> [Challenges]
**1.** Copy the subwoofer thread between "## CarSpeakers420 (Jul" and "the bolt hole?", inclusive.
**2.** In the subwoofer thread, list each step the reply introduces with the word "try."
**3.** Pick up the subwoofer forum thread where it ends and write what comes next.
--- START OF Text segment ---
# Subwoofers Not Working



## CarSpeakers420 (Jul 9, 2009)

i recently had 2 subs in a sub sub box (kenwood 12") and a 600 watt amp (also kenwood) and the subs will work...but they will go off about 5 times a song. the time varies, but they will come back on fairly quick. Is there any thing i can do to fix the, or do i need to return to Best Buy and have the installer look at it?


----------



## jaggerwild (May 21, 2007)

You do not give a lot of info here, like what gauge wire are you using for power? A thousand watt I'd suggest 8 gauge or bigger if it is "true" watts. Also the ground is it short and tight, no lose connection to the frame? Is it a clean ground, tightly bolted down?Paint removed from around the bolt hole?
What about the fuse holder, with in a foot of the battery? Is it the proper amp fuse? The fuse can melt the solder from over volting and still work but be intermittent,try swapping it out? 
Try hooking the subs up in a different pattern, hook them up bridged or not witch ever way you have it try another. Try only one sub at a time, of course do not turn it all the way up or else.How many OHM'S is the amp ratted for? Are the subs dual voice coil or not?
--- END OF Text segment ---
--- START OF Data ---
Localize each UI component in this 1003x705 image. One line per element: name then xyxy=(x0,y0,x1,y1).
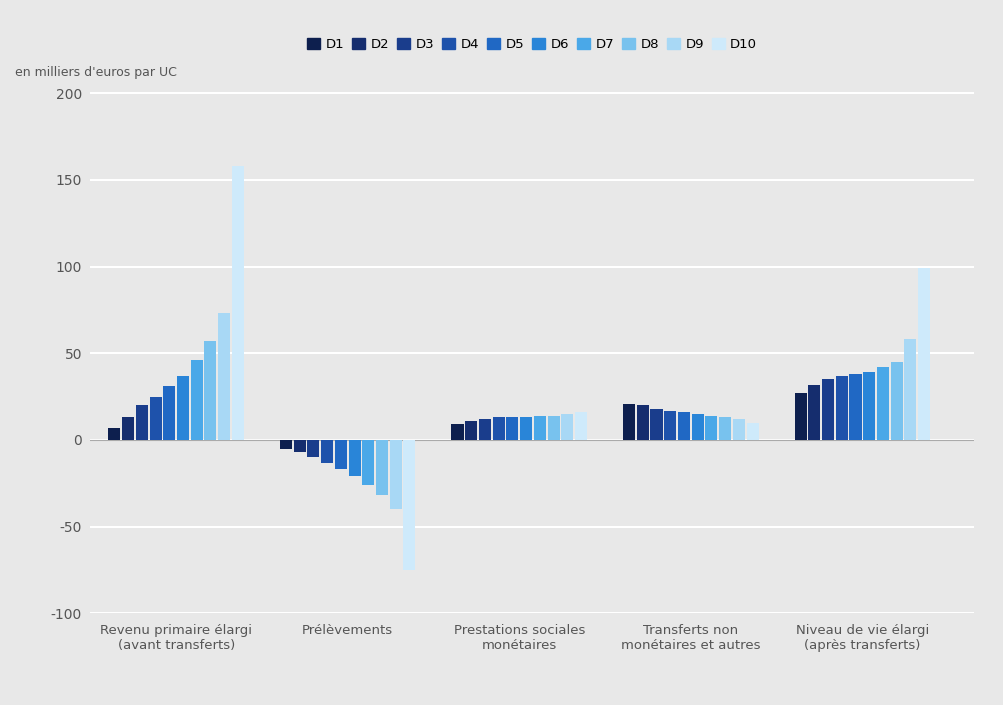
--- END OF Data ---
> [Solved tasks]
**1.**
## CarSpeakers420 (Jul 9, 2009)

i recently had 2 subs in a sub sub box (kenwood 12") and a 600 watt amp (also kenwood) and the subs will work...but they will go off about 5 times a song. the time varies, but they will come back on fairly quick. Is there any thing i can do to fix the, or do i need to return to Best Buy and have the installer look at it?


----------



## jaggerwild (May 21, 2007)

You do not give a lot of info here, like what gauge wire are you using for power? A thousand watt I'd suggest 8 gauge or bigger if it is "true" watts. Also the ground is it short and tight, no lose connection to the frame? Is it a clean ground, tightly bolted down?Paint removed from around the bolt hole?

**2.**
- Swapping out the fuse
- Hooking the subs up in a different pattern (bridged or not, whichever way they aren't hooked up now)
- Running only one sub at a time

**3.**
And lastly people who work at best buy get paid to work fast not to make sure the install is done properly, may I suggest going to a more personable shop. Like the local car store place, pay the extra money then you know who ever did it cared weather or not it was done right the first time. A little money for a lot of peace of mind. 
Good luck post back!


----------



## carsey (Aug 19, 2006)

RMS powers of both the sub and amp will be good.

Can you see the amp go into protection mode when it goes off? How hot is it?


----------



## lcurle (Oct 5, 2008)

Are the subswoofers Dual Voice coil? if so how do you have them wired up?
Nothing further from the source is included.